■ YOUR TASK
Go over the entries below line by line, copying each one that contains the word "kind".

Dataset records
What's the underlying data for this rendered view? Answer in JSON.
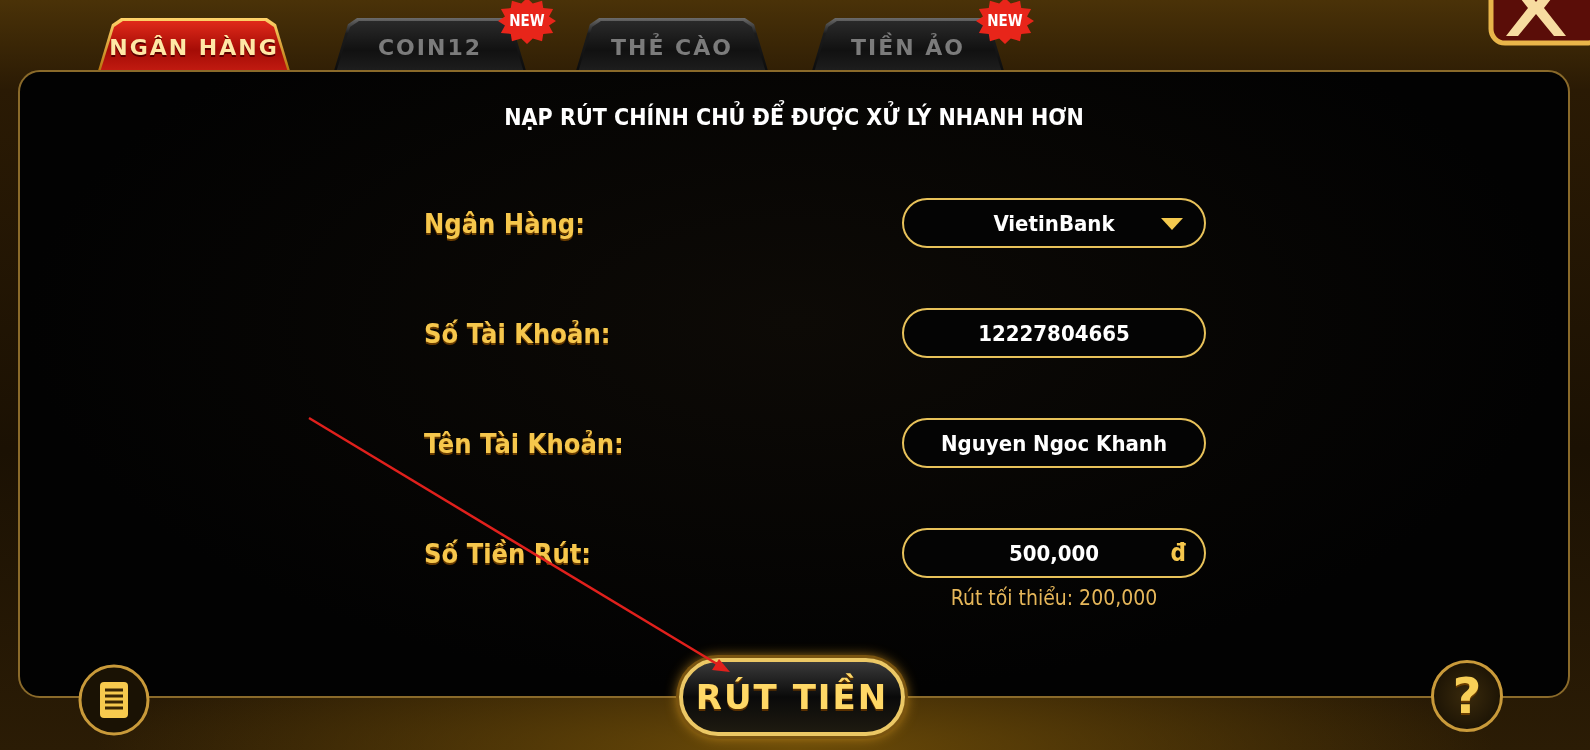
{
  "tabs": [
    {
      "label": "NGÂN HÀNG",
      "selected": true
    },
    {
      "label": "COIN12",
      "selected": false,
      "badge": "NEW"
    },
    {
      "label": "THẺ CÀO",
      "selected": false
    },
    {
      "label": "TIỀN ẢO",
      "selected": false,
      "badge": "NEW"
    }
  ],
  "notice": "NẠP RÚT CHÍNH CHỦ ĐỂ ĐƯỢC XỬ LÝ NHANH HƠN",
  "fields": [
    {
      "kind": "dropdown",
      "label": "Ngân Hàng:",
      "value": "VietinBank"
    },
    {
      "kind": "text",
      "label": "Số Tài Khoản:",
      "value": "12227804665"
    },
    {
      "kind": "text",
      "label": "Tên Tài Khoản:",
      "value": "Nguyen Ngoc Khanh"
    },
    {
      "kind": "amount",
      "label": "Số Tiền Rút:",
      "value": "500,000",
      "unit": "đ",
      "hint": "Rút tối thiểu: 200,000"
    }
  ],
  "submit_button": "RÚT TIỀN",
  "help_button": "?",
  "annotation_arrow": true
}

...

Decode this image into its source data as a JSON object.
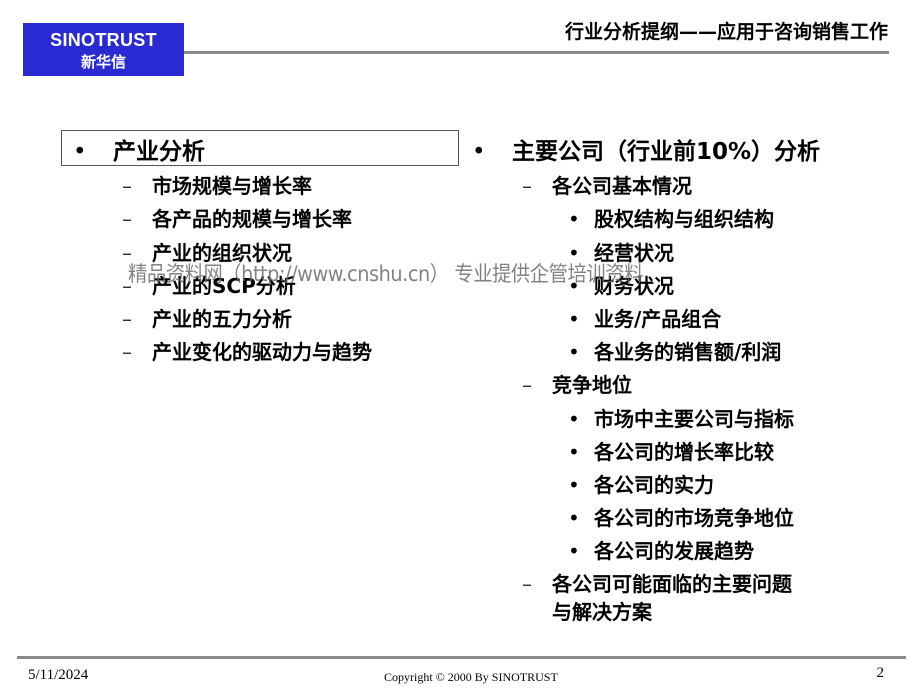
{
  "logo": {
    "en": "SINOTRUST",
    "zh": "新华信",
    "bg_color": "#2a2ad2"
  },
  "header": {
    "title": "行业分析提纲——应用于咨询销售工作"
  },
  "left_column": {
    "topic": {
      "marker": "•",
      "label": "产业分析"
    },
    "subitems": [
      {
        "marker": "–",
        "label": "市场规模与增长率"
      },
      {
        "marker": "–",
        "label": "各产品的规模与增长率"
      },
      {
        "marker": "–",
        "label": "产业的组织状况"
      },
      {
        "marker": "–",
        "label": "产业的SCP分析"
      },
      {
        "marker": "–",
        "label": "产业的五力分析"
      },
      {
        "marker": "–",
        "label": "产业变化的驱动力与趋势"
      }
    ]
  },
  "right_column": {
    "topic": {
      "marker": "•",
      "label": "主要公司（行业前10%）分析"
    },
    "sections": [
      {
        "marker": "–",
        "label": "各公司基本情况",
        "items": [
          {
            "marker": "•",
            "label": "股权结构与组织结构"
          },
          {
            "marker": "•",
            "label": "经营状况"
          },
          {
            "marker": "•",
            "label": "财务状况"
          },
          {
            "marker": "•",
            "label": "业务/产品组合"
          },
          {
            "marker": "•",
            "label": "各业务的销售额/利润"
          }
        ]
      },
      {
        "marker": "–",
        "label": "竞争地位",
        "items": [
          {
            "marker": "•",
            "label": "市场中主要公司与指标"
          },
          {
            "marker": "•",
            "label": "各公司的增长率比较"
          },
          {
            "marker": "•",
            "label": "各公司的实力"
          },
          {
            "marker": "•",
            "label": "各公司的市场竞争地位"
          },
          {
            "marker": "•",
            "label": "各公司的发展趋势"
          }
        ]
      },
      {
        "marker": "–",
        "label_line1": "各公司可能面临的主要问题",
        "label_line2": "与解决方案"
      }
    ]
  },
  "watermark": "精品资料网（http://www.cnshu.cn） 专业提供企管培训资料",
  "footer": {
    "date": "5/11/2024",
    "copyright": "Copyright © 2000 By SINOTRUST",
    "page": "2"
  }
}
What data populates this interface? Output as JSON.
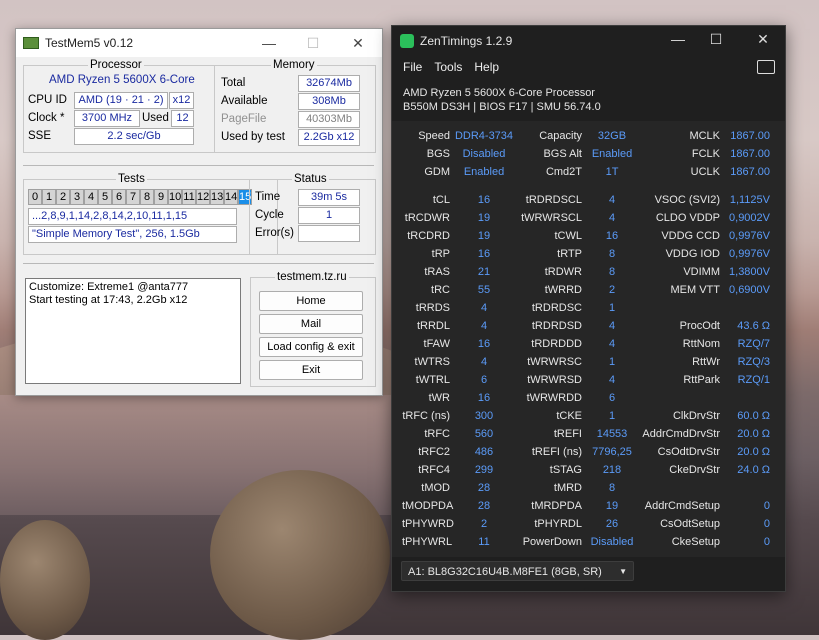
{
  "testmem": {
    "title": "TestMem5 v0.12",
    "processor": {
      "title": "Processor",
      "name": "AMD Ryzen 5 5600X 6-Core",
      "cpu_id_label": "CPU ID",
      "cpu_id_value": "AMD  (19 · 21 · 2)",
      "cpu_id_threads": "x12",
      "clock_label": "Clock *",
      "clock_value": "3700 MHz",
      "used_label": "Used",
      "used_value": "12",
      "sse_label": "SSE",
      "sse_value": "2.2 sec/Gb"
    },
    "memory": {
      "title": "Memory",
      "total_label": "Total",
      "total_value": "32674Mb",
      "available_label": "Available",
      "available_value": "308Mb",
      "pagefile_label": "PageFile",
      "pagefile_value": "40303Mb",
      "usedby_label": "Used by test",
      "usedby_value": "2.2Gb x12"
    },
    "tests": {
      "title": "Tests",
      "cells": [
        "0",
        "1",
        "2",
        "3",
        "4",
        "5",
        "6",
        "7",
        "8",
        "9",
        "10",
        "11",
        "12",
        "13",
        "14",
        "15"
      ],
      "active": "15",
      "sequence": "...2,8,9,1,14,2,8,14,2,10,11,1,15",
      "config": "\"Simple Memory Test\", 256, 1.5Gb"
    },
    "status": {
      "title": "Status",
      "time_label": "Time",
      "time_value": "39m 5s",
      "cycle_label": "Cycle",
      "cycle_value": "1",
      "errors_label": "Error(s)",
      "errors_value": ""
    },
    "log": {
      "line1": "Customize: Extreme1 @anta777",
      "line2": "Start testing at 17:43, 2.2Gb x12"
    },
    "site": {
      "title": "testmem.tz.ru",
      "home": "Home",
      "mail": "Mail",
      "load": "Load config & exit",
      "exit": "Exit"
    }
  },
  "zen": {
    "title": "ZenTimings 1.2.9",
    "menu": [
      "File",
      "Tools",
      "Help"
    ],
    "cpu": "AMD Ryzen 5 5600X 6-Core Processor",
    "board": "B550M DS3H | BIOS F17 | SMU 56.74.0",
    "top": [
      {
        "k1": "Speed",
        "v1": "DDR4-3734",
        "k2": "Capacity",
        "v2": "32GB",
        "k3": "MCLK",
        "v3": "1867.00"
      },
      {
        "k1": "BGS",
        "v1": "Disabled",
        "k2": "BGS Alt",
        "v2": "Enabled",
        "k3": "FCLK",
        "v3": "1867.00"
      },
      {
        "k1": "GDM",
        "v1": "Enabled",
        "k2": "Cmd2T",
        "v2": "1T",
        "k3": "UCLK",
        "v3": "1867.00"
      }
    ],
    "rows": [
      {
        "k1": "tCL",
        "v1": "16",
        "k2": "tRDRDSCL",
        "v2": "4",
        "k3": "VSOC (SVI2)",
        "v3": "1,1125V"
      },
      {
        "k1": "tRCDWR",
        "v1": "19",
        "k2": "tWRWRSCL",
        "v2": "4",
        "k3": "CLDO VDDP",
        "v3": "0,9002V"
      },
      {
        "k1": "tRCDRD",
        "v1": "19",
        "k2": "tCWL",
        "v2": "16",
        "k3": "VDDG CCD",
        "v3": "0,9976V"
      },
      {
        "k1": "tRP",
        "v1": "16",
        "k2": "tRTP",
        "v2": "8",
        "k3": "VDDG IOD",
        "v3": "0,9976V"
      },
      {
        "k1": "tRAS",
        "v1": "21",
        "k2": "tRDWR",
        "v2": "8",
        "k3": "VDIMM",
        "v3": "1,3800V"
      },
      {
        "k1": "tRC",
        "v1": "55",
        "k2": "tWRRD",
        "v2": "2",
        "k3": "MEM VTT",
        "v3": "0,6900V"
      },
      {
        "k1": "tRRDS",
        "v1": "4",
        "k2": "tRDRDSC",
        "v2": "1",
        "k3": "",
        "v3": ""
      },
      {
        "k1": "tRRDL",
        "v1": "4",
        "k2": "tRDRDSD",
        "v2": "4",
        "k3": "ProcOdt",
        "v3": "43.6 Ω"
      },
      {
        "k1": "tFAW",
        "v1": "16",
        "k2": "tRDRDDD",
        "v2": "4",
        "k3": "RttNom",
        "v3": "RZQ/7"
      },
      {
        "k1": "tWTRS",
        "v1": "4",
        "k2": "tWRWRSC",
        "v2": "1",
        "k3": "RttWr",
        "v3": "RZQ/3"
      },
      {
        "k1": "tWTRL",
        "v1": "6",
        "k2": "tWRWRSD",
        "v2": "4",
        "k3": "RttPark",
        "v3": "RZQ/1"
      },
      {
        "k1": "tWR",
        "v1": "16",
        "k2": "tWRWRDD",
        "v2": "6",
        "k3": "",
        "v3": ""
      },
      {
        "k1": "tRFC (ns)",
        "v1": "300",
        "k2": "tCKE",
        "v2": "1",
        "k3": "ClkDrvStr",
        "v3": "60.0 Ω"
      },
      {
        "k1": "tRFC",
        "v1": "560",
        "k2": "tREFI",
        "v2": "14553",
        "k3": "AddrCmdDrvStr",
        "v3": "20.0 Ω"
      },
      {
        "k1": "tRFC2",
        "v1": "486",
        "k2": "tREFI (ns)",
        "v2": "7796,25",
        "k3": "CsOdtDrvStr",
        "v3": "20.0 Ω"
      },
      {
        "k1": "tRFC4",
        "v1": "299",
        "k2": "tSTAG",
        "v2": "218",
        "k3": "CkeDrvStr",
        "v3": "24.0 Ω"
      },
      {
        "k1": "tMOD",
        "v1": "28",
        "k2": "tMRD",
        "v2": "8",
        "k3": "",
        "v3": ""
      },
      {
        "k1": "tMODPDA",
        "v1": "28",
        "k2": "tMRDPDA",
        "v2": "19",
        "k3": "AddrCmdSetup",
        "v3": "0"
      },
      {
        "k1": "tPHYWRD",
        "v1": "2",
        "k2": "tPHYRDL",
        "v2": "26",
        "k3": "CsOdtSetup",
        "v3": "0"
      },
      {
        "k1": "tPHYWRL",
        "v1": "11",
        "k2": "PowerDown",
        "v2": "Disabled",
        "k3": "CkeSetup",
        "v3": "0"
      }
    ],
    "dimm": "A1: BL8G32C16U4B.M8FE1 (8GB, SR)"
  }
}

---

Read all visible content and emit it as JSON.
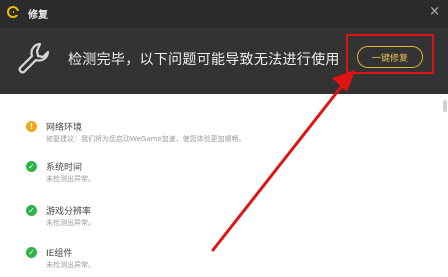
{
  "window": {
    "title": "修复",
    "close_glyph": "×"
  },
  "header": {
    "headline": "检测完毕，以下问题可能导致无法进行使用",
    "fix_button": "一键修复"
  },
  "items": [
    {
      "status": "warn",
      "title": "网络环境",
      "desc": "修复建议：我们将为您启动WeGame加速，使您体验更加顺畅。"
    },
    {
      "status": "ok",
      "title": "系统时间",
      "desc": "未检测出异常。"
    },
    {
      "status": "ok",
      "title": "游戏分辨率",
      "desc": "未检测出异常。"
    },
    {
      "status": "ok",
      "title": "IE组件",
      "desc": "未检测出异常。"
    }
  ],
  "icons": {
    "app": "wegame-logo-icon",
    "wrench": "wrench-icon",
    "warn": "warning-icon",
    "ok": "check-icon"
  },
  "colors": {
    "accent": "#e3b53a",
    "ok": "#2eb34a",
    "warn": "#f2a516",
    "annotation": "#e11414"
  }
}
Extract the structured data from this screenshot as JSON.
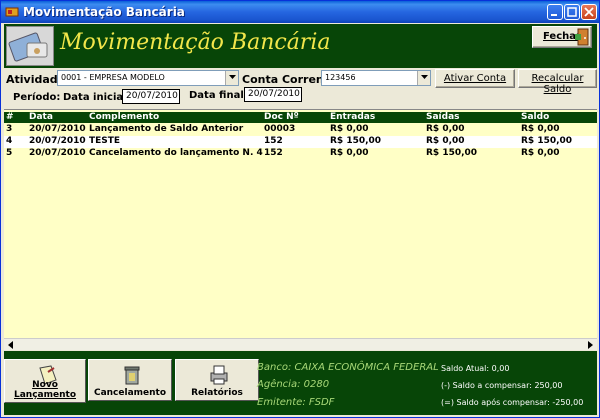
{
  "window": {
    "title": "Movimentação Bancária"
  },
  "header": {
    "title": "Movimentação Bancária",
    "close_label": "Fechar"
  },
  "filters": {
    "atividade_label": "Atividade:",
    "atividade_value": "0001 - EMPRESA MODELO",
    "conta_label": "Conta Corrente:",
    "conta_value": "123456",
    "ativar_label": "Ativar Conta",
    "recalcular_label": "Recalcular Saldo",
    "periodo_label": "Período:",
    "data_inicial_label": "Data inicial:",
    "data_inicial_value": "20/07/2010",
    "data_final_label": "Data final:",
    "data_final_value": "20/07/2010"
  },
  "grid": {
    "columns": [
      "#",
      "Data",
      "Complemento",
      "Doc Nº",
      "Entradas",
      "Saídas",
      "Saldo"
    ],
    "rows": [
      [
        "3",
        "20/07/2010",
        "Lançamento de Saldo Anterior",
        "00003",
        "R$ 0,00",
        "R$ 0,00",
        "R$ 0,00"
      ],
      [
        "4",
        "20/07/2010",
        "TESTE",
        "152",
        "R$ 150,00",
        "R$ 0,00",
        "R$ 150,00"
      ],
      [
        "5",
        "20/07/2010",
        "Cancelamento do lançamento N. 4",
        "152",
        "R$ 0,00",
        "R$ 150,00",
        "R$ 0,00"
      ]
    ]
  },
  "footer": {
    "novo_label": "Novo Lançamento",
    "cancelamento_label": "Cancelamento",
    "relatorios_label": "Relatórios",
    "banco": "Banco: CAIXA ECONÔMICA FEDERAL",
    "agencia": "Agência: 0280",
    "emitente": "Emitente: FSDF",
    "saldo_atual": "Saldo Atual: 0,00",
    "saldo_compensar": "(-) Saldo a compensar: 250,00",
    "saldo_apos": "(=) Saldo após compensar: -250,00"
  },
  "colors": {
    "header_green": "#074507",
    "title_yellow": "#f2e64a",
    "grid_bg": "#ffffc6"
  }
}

■ EXERCISE SOLUTION
      "kind": "dropdown",
      "kind": "text",
      "kind": "text",
      "kind": "amount",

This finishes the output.